Text segment
╭──

# Pinned raft on lower Eagle



## dsruss (May 21, 2009)

It's actually closer to straight across from HATS


Sent from my iPhone using Mountain Buzz


----------



## dsruss (May 21, 2009)

Recovered, thanks to Eagle County Mountain Rescue Group


Sent from my iPhone using Mountain Buzz


----------



## spencerhenry (Jun 21, 2004)

did you learn something from their retrieval? like how to recover your own gear?


----------



## swimteam101 (Jul 1, 2008)

*Classless*

If not I teach a gear recovery class on Sundays right after Spencerhenrys trolling asshole class.


----------



## carvedog (May 11, 2005)

swimteam101 said:


> If not I teach a gear recovery class on Sundays right after Spencerhenrys trolling asshole class.


Can I sign up for both classes? Sounds fun.


----------



## spencerhenry (Jun 21, 2004)

classic sign of what this country has become.

screw up, then call someone else to deal with it for you.


----------



## dsruss (May 21, 2009)

Yes, we learned a lot. Spencerhenry, thanks for your kind words and intent. It's people like you that make mountainbuzz a warm and welcoming forum to share information that might impact others. Also, it's so nice you feel you know the whole situation well enough to offer feedback and wisdom.


Sent from my iPhone using Mountain Buzz


----------



## carvedog (May 11, 2005)

spencerhenry said:


> classic sign of what this country has become.
> 
> screw up, then call someone else to deal with it for you.


classic sign of what this forum has become.

screw up, let people know what's up and that the authorities have been contacted so no false searches are started, and some internet trollholio pisses all over you.


----------



## Andy H. (Oct 13, 2003)

carvedog said:


> classic sign of what this forum has become.
> 
> screw up, let people know what's up and that the authorities have been contacted so no false searches are started, and some internet trollholio pisses all over you.

╰──

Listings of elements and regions
╭──

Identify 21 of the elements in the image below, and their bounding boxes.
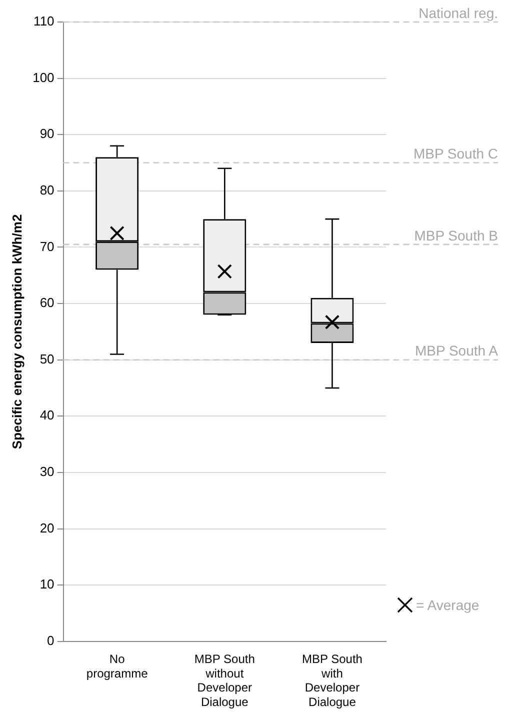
y-tick-label: 90 xyxy=(40,126,54,142)
y-tick-label: 40 xyxy=(40,408,54,423)
ref-line-label: MBP South B xyxy=(414,227,498,244)
y-tick-label: 10 xyxy=(40,576,54,592)
x-tick-label: MBP South without Developer Dialogue xyxy=(194,652,255,710)
y-tick-label: 100 xyxy=(32,70,54,85)
y-tick-label: 80 xyxy=(40,182,54,198)
y-tick-label: 0 xyxy=(47,632,54,648)
ref-line-label: MBP South C xyxy=(413,146,498,162)
y-tick-label: 20 xyxy=(40,520,54,536)
text: = Average xyxy=(416,597,480,613)
y-tick-label: 50 xyxy=(40,351,54,366)
x-tick-label: No programme xyxy=(86,652,148,680)
y-tick-label: 30 xyxy=(40,464,54,480)
y-axis-title: Specific energy consumption kWh/m2 xyxy=(9,214,24,450)
y-tick-label: 70 xyxy=(40,238,54,254)
y-tick-label: 110 xyxy=(34,14,54,29)
ref-line-label: MBP South A xyxy=(414,342,499,359)
y-tick-label: 60 xyxy=(40,295,54,310)
ref-line-label: National reg. xyxy=(418,4,498,21)
x-tick-label: MBP South with Developer Dialogue xyxy=(302,652,362,710)
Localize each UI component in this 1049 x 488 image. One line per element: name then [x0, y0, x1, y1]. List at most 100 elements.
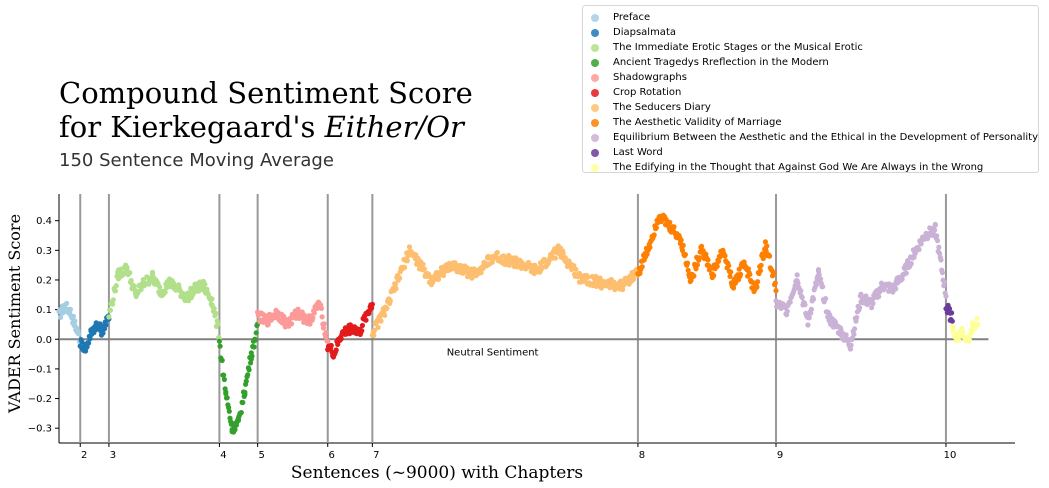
x-tick-label: 10	[944, 450, 957, 461]
data-point	[113, 283, 119, 289]
data-point	[478, 270, 484, 276]
legend-label: Last Word	[613, 147, 663, 158]
data-point	[767, 253, 773, 259]
x-tick-label: 2	[81, 450, 87, 461]
legend-item: Preface	[591, 10, 1038, 25]
data-point	[213, 310, 219, 316]
data-point	[773, 288, 779, 294]
legend-label: The Seducers Diary	[613, 102, 711, 113]
chart-title-line2-italic: Either/Or	[324, 110, 464, 144]
y-tick-label: 0.3	[36, 246, 52, 257]
data-point	[552, 255, 559, 261]
data-point	[816, 271, 822, 278]
x-tick-label: 6	[329, 450, 335, 461]
data-point	[794, 272, 800, 278]
neutral-sentiment-label: Neutral Sentiment	[447, 347, 539, 358]
data-point	[223, 391, 229, 397]
data-point	[253, 330, 259, 336]
data-point	[810, 296, 817, 302]
data-point	[501, 253, 507, 259]
data-point	[691, 273, 697, 279]
legend-item: Crop Rotation	[591, 85, 1038, 100]
data-point	[738, 271, 744, 277]
data-point	[67, 306, 73, 312]
data-point	[140, 277, 146, 283]
data-point	[682, 251, 689, 258]
chart-title-line1: Compound Sentiment Score	[59, 76, 473, 110]
legend-marker	[591, 118, 599, 127]
legend-label: The Edifying in the Thought that Against…	[613, 162, 984, 173]
legend-marker	[591, 148, 599, 157]
data-point	[393, 286, 399, 292]
data-point	[852, 326, 858, 332]
data-point	[937, 251, 943, 257]
data-point	[943, 293, 949, 299]
data-point	[918, 241, 924, 247]
data-point	[369, 301, 375, 307]
data-point	[772, 280, 778, 286]
data-point	[854, 314, 860, 321]
data-point	[311, 310, 317, 316]
data-point	[805, 322, 811, 328]
data-point	[226, 408, 232, 414]
y-tick-label: −0.1	[28, 364, 52, 375]
data-point	[215, 321, 221, 327]
data-point	[371, 327, 378, 333]
data-point	[110, 297, 116, 303]
data-point	[318, 305, 324, 311]
data-point	[736, 266, 742, 272]
data-point	[893, 286, 899, 292]
data-point	[758, 262, 764, 268]
data-point	[808, 306, 815, 312]
data-point	[333, 347, 339, 353]
data-point	[436, 276, 442, 282]
data-point	[138, 286, 144, 293]
legend-item: Diapsalmata	[591, 25, 1038, 40]
chart-title-line2-prefix: for Kierkegaard's	[59, 110, 325, 144]
series-6	[325, 301, 375, 360]
data-point	[221, 376, 227, 383]
legend-label: Ancient Tragedys Rreflection in the Mode…	[613, 57, 829, 68]
data-point	[64, 300, 70, 306]
data-point	[128, 278, 134, 284]
data-point	[110, 301, 116, 307]
data-point	[319, 314, 325, 320]
data-point	[912, 250, 919, 256]
data-point	[232, 427, 238, 433]
data-point	[335, 341, 341, 347]
data-point	[240, 399, 246, 406]
data-point	[84, 344, 90, 350]
data-point	[573, 266, 579, 272]
data-point	[289, 321, 295, 327]
data-point	[323, 334, 329, 340]
data-point	[806, 315, 812, 321]
y-tick-label: 0.0	[36, 335, 52, 346]
data-point	[246, 367, 252, 373]
data-point	[72, 318, 78, 324]
data-point	[464, 265, 470, 271]
data-point	[820, 284, 826, 290]
data-point	[916, 246, 922, 253]
legend-label: The Aesthetic Validity of Marriage	[613, 117, 782, 128]
series-11	[949, 316, 981, 344]
data-point	[771, 270, 777, 276]
data-point	[699, 243, 705, 249]
data-point	[647, 244, 653, 250]
x-tick-label: 9	[777, 450, 783, 461]
data-point	[127, 270, 133, 276]
data-point	[858, 291, 864, 297]
data-point	[86, 340, 92, 346]
legend-label: Diapsalmata	[613, 27, 676, 38]
data-point	[946, 306, 953, 312]
legend-label: The Immediate Erotic Stages or the Music…	[613, 42, 863, 53]
data-point	[371, 332, 377, 338]
data-point	[969, 329, 975, 335]
data-point	[245, 372, 251, 378]
data-point	[714, 263, 720, 269]
data-point	[787, 299, 793, 305]
y-axis-label: VADER Sentiment Score	[5, 214, 24, 414]
legend-label: Crop Rotation	[613, 87, 682, 98]
data-point	[899, 276, 905, 282]
data-point	[932, 222, 938, 228]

╰──

Given problem A
Reproduce word for word everything in the forum thread about the pinned raft from "Recovered, thanks to" down to "your own gear?".
Given problem B
Quote everything in the rows from the row containing "y-tick-label: 90 xyxy=(40,126,54,142)" down to the row containing "y-tick-label: 70 xyxy=(40,238,54,254)", including both of those rows.

Exercise output A
Recovered, thanks to Eagle County Mountain Rescue Group


Sent from my iPhone using Mountain Buzz


----------



## spencerhenry (Jun 21, 2004)

did you learn something from their retrieval? like how to recover your own gear?

Exercise output B
y-tick-label: 90 xyxy=(40,126,54,142)
y-tick-label: 40 xyxy=(40,408,54,423)
ref-line-label: MBP South B xyxy=(414,227,498,244)
y-tick-label: 10 xyxy=(40,576,54,592)
x-tick-label: MBP South without Developer Dialogue xyxy=(194,652,255,710)
y-tick-label: 100 xyxy=(32,70,54,85)
y-tick-label: 80 xyxy=(40,182,54,198)
y-tick-label: 0 xyxy=(47,632,54,648)
ref-line-label: MBP South C xyxy=(413,146,498,162)
y-tick-label: 20 xyxy=(40,520,54,536)
text: = Average xyxy=(416,597,480,613)
y-tick-label: 50 xyxy=(40,351,54,366)
x-tick-label: No programme xyxy=(86,652,148,680)
y-tick-label: 30 xyxy=(40,464,54,480)
y-axis-title: Specific energy consumption kWh/m2 xyxy=(9,214,24,450)
y-tick-label: 70 xyxy=(40,238,54,254)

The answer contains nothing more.